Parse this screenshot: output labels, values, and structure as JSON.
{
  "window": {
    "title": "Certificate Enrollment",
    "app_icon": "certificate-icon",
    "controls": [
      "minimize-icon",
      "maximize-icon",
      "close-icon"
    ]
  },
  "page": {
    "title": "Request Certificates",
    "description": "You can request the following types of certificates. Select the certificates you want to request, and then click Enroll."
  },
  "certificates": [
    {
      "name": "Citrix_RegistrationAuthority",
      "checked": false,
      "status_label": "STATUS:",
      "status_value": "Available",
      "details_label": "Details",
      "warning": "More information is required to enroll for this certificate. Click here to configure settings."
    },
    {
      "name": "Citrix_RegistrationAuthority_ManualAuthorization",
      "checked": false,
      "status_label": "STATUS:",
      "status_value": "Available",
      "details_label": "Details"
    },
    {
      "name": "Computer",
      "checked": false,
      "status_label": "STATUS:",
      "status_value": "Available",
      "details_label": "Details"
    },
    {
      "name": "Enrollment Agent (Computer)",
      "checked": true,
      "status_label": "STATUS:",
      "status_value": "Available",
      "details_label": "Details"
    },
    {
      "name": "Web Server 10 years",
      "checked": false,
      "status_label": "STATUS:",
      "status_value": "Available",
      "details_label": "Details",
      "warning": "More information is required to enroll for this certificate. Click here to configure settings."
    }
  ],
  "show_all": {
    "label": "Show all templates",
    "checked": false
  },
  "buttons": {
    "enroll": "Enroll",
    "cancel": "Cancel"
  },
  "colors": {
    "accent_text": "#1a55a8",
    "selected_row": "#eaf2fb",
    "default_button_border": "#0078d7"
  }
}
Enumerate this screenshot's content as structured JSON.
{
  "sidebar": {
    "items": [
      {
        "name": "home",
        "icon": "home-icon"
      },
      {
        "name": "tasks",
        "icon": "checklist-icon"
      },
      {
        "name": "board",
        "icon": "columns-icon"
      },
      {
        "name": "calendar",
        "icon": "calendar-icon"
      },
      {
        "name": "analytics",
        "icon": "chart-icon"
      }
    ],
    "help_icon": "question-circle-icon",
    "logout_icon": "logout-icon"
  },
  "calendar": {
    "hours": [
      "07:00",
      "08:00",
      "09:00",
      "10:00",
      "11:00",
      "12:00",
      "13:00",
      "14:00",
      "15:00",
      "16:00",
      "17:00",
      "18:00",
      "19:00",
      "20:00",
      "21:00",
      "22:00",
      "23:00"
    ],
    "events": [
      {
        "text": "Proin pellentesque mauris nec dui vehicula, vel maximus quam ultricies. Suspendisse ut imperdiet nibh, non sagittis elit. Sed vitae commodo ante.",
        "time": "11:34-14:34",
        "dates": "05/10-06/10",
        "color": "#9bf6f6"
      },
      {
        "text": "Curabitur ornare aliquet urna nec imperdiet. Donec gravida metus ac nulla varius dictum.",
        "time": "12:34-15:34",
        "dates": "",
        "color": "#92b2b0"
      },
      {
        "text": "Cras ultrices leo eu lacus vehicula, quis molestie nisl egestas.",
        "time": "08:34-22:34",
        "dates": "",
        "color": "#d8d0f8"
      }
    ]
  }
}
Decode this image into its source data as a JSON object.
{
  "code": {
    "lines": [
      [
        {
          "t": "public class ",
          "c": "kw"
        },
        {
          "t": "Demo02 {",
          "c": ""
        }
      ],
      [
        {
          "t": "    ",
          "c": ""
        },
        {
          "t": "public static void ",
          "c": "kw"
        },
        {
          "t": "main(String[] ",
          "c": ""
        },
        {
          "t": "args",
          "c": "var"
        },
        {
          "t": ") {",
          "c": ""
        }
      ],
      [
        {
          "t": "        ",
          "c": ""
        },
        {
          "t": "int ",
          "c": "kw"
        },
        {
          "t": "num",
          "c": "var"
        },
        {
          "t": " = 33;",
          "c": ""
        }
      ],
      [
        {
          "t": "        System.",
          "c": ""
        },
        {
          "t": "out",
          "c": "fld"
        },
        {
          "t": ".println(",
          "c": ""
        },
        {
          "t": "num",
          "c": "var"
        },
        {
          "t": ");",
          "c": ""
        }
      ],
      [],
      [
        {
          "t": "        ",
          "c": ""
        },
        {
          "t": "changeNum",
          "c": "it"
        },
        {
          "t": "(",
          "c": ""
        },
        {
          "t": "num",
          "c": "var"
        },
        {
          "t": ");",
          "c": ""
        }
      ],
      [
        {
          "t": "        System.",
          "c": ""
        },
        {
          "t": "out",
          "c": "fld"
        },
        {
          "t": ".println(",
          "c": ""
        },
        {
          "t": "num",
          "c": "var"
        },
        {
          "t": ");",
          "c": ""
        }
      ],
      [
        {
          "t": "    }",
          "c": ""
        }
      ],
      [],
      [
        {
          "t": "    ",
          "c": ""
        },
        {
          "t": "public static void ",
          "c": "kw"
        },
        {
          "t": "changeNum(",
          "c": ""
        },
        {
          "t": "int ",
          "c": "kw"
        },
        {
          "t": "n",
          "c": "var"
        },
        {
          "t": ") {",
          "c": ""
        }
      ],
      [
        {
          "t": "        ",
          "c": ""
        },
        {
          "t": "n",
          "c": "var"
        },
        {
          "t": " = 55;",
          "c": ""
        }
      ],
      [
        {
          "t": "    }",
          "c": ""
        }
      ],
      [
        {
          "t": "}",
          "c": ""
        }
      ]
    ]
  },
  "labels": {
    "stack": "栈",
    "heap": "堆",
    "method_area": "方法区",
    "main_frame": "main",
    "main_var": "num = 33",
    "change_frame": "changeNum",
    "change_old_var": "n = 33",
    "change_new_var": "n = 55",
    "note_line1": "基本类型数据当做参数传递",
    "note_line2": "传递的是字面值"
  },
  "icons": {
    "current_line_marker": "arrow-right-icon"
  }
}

━━━━━━━━━━━━━━━━━━━━━━━━━━━━━━

Requirement: Gather every line from the entries above where the word "calendar" appears, and copy them.

Result of this exercise:
        "name": "calendar",
        "icon": "calendar-icon"
  "calendar": {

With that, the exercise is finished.